___ Fragmento proporcionado

En una viñeta publicada, un tsunami llegaba a una playa en forma de tres olas, a cada cual de mayor tamaño. La primera era el Covid-19, la segunda la recesión económica, y la tercera, enorme, el cambio climático. ¿Estamos ante los prolegómenos del Colapso?
Me resulta difícil responder a esta pregunta, tanto más cuanto que no descarto que los poderosos consigan restaurar la mayoría de las reglas del escenario anterior a la pandemia, con elementos, eso sí, de represión económica y social cada vez más severos. Cuando, en 2016, escribí un libro titulado Colapso, la tesis principal que defendía es que este último sería ante todo el producto de la combinación de dos grandes factores: el cambio climático y el agotamiento de todas las materias primas energéticas que hoy empleamos. Agregué, bien es cierto, que no había que despreciar la influencia de otros factores que, aparentemente secundarios, podían oficiar, sin embargo, como multiplicadores de las tensiones. Y al respecto mencioné varias crisis —la demográfica, la social, la de los cuidados, la financiera—, hablé de la proliferación de violencias varias, me referí a la idolatría que siguen mereciendo el crecimiento económico y las tecnologías y, en fin, coloqué sobre la mesa el peso de epidemias y pandemias.

______

__Lista de tareas__
a – Traduce al inglés esta oración del fragmento sobre el colapso: «La primera era el Covid-19, la segunda la recesión económica, y la tercera, enorme, el cambio climático.»
b – Escribe lo que sigue al fragmento sobre el colapso, a partir de su última oración.

___ Material de estudio

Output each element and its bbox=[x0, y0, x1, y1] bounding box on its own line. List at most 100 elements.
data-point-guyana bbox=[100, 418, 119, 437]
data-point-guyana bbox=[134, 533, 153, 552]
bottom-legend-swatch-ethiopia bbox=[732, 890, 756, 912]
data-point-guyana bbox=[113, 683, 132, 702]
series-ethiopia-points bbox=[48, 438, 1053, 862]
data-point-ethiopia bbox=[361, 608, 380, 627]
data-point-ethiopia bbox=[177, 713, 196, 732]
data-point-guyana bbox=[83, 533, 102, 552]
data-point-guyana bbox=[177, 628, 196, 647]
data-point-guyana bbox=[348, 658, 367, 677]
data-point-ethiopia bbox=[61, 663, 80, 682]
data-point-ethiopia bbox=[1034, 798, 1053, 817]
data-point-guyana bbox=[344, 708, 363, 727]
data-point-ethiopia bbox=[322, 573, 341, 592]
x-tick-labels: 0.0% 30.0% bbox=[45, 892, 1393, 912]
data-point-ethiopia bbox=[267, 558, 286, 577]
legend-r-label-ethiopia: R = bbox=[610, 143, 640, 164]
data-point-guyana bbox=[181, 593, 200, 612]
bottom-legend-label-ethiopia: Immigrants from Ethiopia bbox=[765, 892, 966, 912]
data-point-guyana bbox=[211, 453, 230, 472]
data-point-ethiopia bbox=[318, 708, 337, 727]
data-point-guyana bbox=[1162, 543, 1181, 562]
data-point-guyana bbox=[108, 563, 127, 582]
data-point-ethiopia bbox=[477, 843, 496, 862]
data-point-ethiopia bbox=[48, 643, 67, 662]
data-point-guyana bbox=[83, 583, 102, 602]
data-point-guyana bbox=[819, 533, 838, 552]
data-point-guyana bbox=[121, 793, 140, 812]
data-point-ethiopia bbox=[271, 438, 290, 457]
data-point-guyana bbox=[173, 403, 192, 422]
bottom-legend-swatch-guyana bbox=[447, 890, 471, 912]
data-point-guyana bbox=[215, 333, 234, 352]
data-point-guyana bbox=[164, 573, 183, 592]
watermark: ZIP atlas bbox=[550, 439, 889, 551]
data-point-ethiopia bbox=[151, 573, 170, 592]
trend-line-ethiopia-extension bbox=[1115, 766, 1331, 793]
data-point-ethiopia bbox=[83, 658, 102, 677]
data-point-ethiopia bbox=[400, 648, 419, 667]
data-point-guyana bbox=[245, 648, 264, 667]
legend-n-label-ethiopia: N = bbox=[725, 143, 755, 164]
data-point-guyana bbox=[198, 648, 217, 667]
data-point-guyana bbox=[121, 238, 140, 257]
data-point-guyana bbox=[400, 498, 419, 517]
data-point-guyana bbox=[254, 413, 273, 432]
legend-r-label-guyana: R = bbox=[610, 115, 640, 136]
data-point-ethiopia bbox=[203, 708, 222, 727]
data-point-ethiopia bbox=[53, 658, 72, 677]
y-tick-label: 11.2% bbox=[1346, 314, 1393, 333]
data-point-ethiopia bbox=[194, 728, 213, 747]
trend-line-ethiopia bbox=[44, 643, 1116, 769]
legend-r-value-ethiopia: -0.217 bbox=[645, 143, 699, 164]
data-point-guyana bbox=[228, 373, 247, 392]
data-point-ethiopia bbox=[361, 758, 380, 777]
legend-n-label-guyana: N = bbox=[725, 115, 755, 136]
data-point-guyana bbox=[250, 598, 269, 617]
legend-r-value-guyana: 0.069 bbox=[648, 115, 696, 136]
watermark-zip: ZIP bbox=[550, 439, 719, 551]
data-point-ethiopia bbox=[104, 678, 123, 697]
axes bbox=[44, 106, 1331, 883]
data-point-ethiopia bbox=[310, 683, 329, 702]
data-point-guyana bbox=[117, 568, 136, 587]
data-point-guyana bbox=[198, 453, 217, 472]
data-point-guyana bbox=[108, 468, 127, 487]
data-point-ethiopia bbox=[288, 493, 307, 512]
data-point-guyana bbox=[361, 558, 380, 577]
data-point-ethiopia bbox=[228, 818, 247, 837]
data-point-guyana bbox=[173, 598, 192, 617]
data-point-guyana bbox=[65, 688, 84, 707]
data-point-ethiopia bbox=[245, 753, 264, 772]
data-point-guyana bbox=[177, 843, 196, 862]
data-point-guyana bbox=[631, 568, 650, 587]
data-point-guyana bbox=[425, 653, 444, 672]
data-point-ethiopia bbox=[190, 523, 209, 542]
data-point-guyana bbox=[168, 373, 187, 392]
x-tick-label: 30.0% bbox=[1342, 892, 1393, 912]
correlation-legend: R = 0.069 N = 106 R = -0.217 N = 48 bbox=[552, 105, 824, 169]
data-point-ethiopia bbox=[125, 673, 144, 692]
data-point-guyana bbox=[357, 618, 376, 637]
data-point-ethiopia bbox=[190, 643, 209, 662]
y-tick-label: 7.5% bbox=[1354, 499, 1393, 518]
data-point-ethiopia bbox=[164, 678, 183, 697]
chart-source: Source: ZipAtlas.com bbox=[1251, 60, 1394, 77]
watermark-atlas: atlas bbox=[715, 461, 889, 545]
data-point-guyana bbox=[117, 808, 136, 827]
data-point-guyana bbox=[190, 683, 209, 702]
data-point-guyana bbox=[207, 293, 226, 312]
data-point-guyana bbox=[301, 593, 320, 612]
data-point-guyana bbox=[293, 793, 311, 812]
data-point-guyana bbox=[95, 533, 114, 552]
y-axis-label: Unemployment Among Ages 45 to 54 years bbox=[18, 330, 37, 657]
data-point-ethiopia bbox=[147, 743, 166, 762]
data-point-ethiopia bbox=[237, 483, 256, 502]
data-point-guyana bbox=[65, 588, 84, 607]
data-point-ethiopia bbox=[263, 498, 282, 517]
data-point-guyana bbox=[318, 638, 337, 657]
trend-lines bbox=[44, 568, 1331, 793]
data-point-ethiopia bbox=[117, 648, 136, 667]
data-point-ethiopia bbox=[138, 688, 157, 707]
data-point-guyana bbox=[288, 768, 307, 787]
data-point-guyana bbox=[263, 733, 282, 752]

______

__Resultados por tarea__
a – The first was Covid-19, the second the economic recession, and the third, an enormous one, climate change.

b –
Mi impresión, que tiene que ser por fuerza provisional, es que esos factores secundarios han adquirido un peso inusitado, en la medida en que a la pandemia sanitaria se han unido otras vinculadas con el escenario social, con los cuidados y con la deriva del sistema financiero, de tal suerte que se ha configurado una bola de dimensiones cada vez mayores. No creo que sea una desmesura afirmar que esa bola nos sitúa, por muchos motivos, en la antesala del colapso. Con el agregado, eso sí, de que en lo que hace a los dos factores principales hemos asistido, a título provisional, a un retroceso de su relieve, de la mano de reducciones en la contaminación, de un retroceso en el consumo de combustibles fósiles y de un frenazo brusco en el proceso de turistificación.
La viñeta que mencionas, en fin, nos obliga repensar crudamente cuáles han de ser nuestras prioridades. En los últimos tiempos he recordado varias veces que, según un artículo publicado en la revista Forbes, de resultas del descenso operado en la contaminación en China van a salvar la vida 77.000 personas, una cifra veinte veces superior a la de los muertos oficialmente identificados en ese país por efecto del coronavirus. Me parece que el dato da que pensar.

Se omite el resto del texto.